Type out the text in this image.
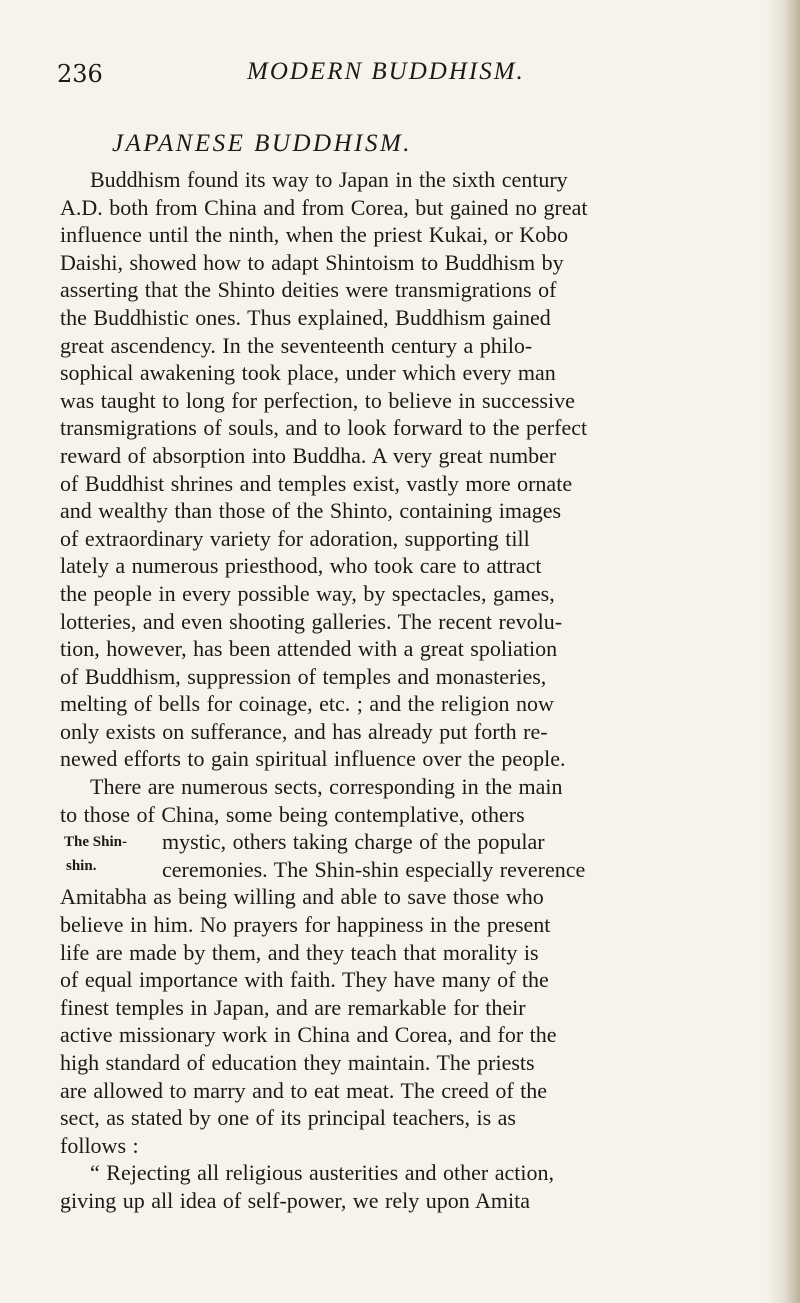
236	MODERN BUDDHISM.
JAPANESE BUDDHISM.
Buddhism found its way to Japan in the sixth century
A.D. both from China and from Corea, but gained no great
influence until the ninth, when the priest Kukai, or Kobo
Daishi, showed how to adapt Shintoism to Buddhism by
asserting that the Shinto deities were transmigrations of
the Buddhistic ones. Thus explained, Buddhism gained
great ascendency. In the seventeenth century a philo-
sophical awakening took place, under which every man
was taught to long for perfection, to believe in successive
transmigrations of souls, and to look forward to the perfect
reward of absorption into Buddha. A very great number
of Buddhist shrines and temples exist, vastly more ornate
and wealthy than those of the Shinto, containing images
of extraordinary variety for adoration, supporting till
lately a numerous priesthood, who took care to attract
the people in every possible way, by spectacles, games,
lotteries, and even shooting galleries. The recent revolu-
tion, however, has been attended with a great spoliation
of Buddhism, suppression of temples and monasteries,
melting of bells for coinage, etc. ; and the religion now
only exists on sufferance, and has already put forth re-
newed efforts to gain spiritual influence over the people.
There are numerous sects, corresponding in the main
to those of China, some being contemplative, others
mystic, others taking charge of the popular
ceremonies. The Shin-shin especially reverence
Amitabha as being willing and able to save those who
believe in him. No prayers for happiness in the present
life are made by them, and they teach that morality is
of equal importance with faith. They have many of the
finest temples in Japan, and are remarkable for their
active missionary work in China and Corea, and for the
high standard of education they maintain. The priests
are allowed to marry and to eat meat. The creed of the
sect, as stated by one of its principal teachers, is as
follows :
“ Rejecting all religious austerities and other action,
giving up all idea of self-power, we rely upon Amita
The Shin-
shin.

● SHORT PROBLEM
Which lines contain the word "that"? Return each of them.

● RESPONSE TO THE TASK
asserting that the Shinto deities were transmigrations of
life are made by them, and they teach that morality is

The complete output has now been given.